### DIRECTIONS FOR THIS TASK
Duplicate every line of the listing below, keeping each character unchanged.

=== SUPPLIED RECORDS ===

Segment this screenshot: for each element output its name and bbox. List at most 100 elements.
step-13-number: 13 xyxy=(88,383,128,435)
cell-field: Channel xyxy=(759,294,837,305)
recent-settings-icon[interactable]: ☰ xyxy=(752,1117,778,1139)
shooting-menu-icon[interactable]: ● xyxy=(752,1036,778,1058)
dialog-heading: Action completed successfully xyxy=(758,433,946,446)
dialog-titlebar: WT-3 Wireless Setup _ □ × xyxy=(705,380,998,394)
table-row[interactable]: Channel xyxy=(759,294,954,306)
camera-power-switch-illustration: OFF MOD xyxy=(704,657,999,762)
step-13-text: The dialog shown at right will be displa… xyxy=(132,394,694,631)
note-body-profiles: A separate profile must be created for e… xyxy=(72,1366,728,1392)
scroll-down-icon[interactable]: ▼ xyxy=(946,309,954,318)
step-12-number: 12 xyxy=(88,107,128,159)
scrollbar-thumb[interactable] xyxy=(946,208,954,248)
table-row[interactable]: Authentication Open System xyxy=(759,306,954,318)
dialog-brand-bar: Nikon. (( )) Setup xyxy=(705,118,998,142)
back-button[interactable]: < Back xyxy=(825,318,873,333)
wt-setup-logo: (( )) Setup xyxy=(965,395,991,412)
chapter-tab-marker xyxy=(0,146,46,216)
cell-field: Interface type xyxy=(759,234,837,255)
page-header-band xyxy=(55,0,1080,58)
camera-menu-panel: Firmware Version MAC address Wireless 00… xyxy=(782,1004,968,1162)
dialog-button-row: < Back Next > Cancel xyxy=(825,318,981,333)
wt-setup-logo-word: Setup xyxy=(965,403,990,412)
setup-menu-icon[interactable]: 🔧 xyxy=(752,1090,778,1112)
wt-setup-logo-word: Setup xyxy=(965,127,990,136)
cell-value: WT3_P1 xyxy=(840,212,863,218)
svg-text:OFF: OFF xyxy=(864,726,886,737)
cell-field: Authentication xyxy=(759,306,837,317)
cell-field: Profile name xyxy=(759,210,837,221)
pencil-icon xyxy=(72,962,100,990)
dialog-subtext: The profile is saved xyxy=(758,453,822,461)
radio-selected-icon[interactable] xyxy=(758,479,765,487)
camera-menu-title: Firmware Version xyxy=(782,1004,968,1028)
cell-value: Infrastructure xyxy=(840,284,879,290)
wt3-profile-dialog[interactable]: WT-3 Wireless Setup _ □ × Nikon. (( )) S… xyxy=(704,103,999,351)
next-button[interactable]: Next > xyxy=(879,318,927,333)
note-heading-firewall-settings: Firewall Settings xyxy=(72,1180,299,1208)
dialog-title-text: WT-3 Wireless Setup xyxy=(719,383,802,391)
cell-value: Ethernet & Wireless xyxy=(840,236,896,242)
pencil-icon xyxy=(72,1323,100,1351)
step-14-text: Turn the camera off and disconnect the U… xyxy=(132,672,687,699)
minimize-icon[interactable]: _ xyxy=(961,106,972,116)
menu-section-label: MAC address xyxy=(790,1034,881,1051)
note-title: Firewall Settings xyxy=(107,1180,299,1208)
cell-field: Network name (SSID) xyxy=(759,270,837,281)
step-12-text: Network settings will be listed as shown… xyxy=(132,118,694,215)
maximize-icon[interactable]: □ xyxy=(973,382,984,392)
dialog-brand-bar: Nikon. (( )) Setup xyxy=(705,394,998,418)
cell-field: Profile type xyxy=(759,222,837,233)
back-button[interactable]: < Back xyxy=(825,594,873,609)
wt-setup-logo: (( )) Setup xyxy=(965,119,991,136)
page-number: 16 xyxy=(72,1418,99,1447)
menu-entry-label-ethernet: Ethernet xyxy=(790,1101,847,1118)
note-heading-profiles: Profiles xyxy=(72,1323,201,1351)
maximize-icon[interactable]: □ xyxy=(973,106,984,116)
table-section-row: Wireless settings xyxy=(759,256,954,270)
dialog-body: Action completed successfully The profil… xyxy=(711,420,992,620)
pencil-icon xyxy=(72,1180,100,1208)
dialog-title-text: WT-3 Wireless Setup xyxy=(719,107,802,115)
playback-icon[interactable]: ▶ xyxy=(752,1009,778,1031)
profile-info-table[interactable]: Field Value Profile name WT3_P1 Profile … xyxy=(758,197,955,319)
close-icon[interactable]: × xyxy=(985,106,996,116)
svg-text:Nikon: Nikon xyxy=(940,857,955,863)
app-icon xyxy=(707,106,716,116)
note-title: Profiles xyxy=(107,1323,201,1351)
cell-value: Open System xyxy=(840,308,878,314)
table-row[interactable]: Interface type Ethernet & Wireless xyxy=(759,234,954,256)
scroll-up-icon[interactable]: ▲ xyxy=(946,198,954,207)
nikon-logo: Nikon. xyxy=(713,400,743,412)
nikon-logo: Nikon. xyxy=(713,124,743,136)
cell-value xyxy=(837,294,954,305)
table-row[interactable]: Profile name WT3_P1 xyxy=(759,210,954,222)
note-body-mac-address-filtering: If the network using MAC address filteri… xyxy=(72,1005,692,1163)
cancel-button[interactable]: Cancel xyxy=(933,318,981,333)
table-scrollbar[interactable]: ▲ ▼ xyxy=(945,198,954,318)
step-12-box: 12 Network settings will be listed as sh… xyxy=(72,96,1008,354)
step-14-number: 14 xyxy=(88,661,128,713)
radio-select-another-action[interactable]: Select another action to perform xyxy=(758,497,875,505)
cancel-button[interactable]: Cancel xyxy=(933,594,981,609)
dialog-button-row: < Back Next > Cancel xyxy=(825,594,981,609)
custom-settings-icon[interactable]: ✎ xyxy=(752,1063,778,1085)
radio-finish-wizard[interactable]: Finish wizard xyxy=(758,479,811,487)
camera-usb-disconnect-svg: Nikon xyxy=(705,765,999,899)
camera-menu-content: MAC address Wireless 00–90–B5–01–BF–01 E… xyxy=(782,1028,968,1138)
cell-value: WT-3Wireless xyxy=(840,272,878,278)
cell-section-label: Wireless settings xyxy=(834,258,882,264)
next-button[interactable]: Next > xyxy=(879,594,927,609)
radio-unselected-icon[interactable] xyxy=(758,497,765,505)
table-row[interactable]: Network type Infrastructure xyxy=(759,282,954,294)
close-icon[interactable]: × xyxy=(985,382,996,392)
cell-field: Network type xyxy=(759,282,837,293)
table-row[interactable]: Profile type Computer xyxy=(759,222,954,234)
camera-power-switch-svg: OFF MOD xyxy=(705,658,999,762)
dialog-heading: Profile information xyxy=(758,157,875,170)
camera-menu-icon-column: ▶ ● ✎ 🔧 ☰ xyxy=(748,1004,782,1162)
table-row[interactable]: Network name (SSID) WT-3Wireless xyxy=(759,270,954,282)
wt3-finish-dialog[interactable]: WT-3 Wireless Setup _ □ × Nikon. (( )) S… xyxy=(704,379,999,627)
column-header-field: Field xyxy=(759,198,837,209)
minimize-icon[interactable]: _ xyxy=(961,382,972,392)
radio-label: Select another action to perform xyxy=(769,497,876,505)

===

### CORRECT ANSWER
Segment this screenshot: for each element output its name and bbox. List at most 100 elements.
step-13-number: 13 xyxy=(88,383,128,435)
cell-field: Channel xyxy=(759,294,837,305)
recent-settings-icon[interactable]: ☰ xyxy=(752,1117,778,1139)
shooting-menu-icon[interactable]: ● xyxy=(752,1036,778,1058)
dialog-heading: Action completed successfully xyxy=(758,433,946,446)
dialog-titlebar: WT-3 Wireless Setup _ □ × xyxy=(705,380,998,394)
table-row[interactable]: Channel xyxy=(759,294,954,306)
camera-power-switch-illustration: OFF MOD xyxy=(704,657,999,762)
step-13-text: The dialog shown at right will be displa… xyxy=(132,394,694,631)
note-body-profiles: A separate profile must be created for e… xyxy=(72,1366,728,1392)
scroll-down-icon[interactable]: ▼ xyxy=(946,309,954,318)
step-12-number: 12 xyxy=(88,107,128,159)
scrollbar-thumb[interactable] xyxy=(946,208,954,248)
table-row[interactable]: Authentication Open System xyxy=(759,306,954,318)
dialog-brand-bar: Nikon. (( )) Setup xyxy=(705,118,998,142)
back-button[interactable]: < Back xyxy=(825,318,873,333)
wt-setup-logo: (( )) Setup xyxy=(965,395,991,412)
chapter-tab-marker xyxy=(0,146,46,216)
cell-field: Interface type xyxy=(759,234,837,255)
page-header-band xyxy=(55,0,1080,58)
camera-menu-panel: Firmware Version MAC address Wireless 00… xyxy=(782,1004,968,1162)
dialog-button-row: < Back Next > Cancel xyxy=(825,318,981,333)
wt-setup-logo-word: Setup xyxy=(965,403,990,412)
setup-menu-icon[interactable]: 🔧 xyxy=(752,1090,778,1112)
wt-setup-logo-word: Setup xyxy=(965,127,990,136)
cell-value: WT3_P1 xyxy=(840,212,863,218)
svg-text:OFF: OFF xyxy=(864,726,886,737)
cell-field: Authentication xyxy=(759,306,837,317)
cell-field: Profile name xyxy=(759,210,837,221)
pencil-icon xyxy=(72,962,100,990)
dialog-subtext: The profile is saved xyxy=(758,453,822,461)
radio-selected-icon[interactable] xyxy=(758,479,765,487)
camera-menu-title: Firmware Version xyxy=(782,1004,968,1028)
cell-value: Infrastructure xyxy=(840,284,879,290)
wt3-profile-dialog[interactable]: WT-3 Wireless Setup _ □ × Nikon. (( )) S… xyxy=(704,103,999,351)
next-button[interactable]: Next > xyxy=(879,318,927,333)
note-heading-firewall-settings: Firewall Settings xyxy=(72,1180,299,1208)
dialog-title-text: WT-3 Wireless Setup xyxy=(719,383,802,391)
cell-value: Ethernet & Wireless xyxy=(840,236,896,242)
pencil-icon xyxy=(72,1323,100,1351)
step-14-text: Turn the camera off and disconnect the U… xyxy=(132,672,687,699)
minimize-icon[interactable]: _ xyxy=(961,106,972,116)
menu-section-label: MAC address xyxy=(790,1034,881,1051)
note-title: Firewall Settings xyxy=(107,1180,299,1208)
cell-field: Network name (SSID) xyxy=(759,270,837,281)
step-12-text: Network settings will be listed as shown… xyxy=(132,118,694,215)
maximize-icon[interactable]: □ xyxy=(973,382,984,392)
dialog-brand-bar: Nikon. (( )) Setup xyxy=(705,394,998,418)
cell-field: Profile type xyxy=(759,222,837,233)
back-button[interactable]: < Back xyxy=(825,594,873,609)
wt-setup-logo: (( )) Setup xyxy=(965,119,991,136)
page-number: 16 xyxy=(72,1418,99,1447)
menu-entry-label-ethernet: Ethernet xyxy=(790,1101,847,1118)
note-heading-profiles: Profiles xyxy=(72,1323,201,1351)
maximize-icon[interactable]: □ xyxy=(973,106,984,116)
table-section-row: Wireless settings xyxy=(759,256,954,270)
dialog-body: Action completed successfully The profil… xyxy=(711,420,992,620)
pencil-icon xyxy=(72,1180,100,1208)
dialog-title-text: WT-3 Wireless Setup xyxy=(719,107,802,115)
playback-icon[interactable]: ▶ xyxy=(752,1009,778,1031)
profile-info-table[interactable]: Field Value Profile name WT3_P1 Profile … xyxy=(758,197,955,319)
close-icon[interactable]: × xyxy=(985,106,996,116)
svg-text:Nikon: Nikon xyxy=(940,857,955,863)
app-icon xyxy=(707,106,716,116)
note-title: Profiles xyxy=(107,1323,201,1351)
cell-value: Open System xyxy=(840,308,878,314)
table-row[interactable]: Interface type Ethernet & Wireless xyxy=(759,234,954,256)
scroll-up-icon[interactable]: ▲ xyxy=(946,198,954,207)
nikon-logo: Nikon. xyxy=(713,400,743,412)
nikon-logo: Nikon. xyxy=(713,124,743,136)
cell-value xyxy=(837,294,954,305)
table-row[interactable]: Profile name WT3_P1 xyxy=(759,210,954,222)
note-body-mac-address-filtering: If the network using MAC address filteri… xyxy=(72,1005,692,1163)
cancel-button[interactable]: Cancel xyxy=(933,318,981,333)
table-scrollbar[interactable]: ▲ ▼ xyxy=(945,198,954,318)
step-12-box: 12 Network settings will be listed as sh… xyxy=(72,96,1008,354)
step-14-number: 14 xyxy=(88,661,128,713)
radio-select-another-action[interactable]: Select another action to perform xyxy=(758,497,875,505)
cancel-button[interactable]: Cancel xyxy=(933,594,981,609)
dialog-button-row: < Back Next > Cancel xyxy=(825,594,981,609)
custom-settings-icon[interactable]: ✎ xyxy=(752,1063,778,1085)
radio-finish-wizard[interactable]: Finish wizard xyxy=(758,479,811,487)
camera-usb-disconnect-svg: Nikon xyxy=(705,765,999,899)
camera-menu-content: MAC address Wireless 00–90–B5–01–BF–01 E… xyxy=(782,1028,968,1138)
cell-value: WT-3Wireless xyxy=(840,272,878,278)
cell-section-label: Wireless settings xyxy=(834,258,882,264)
next-button[interactable]: Next > xyxy=(879,594,927,609)
radio-unselected-icon[interactable] xyxy=(758,497,765,505)
table-row[interactable]: Network type Infrastructure xyxy=(759,282,954,294)
close-icon[interactable]: × xyxy=(985,382,996,392)
cell-field: Network type xyxy=(759,282,837,293)
table-row[interactable]: Profile type Computer xyxy=(759,222,954,234)
camera-power-switch-svg: OFF MOD xyxy=(705,658,999,762)
dialog-heading: Profile information xyxy=(758,157,875,170)
camera-menu-icon-column: ▶ ● ✎ 🔧 ☰ xyxy=(748,1004,782,1162)
table-row[interactable]: Network name (SSID) WT-3Wireless xyxy=(759,270,954,282)
wt3-finish-dialog[interactable]: WT-3 Wireless Setup _ □ × Nikon. (( )) S… xyxy=(704,379,999,627)
column-header-field: Field xyxy=(759,198,837,209)
minimize-icon[interactable]: _ xyxy=(961,382,972,392)
radio-label: Select another action to perform xyxy=(769,497,876,505)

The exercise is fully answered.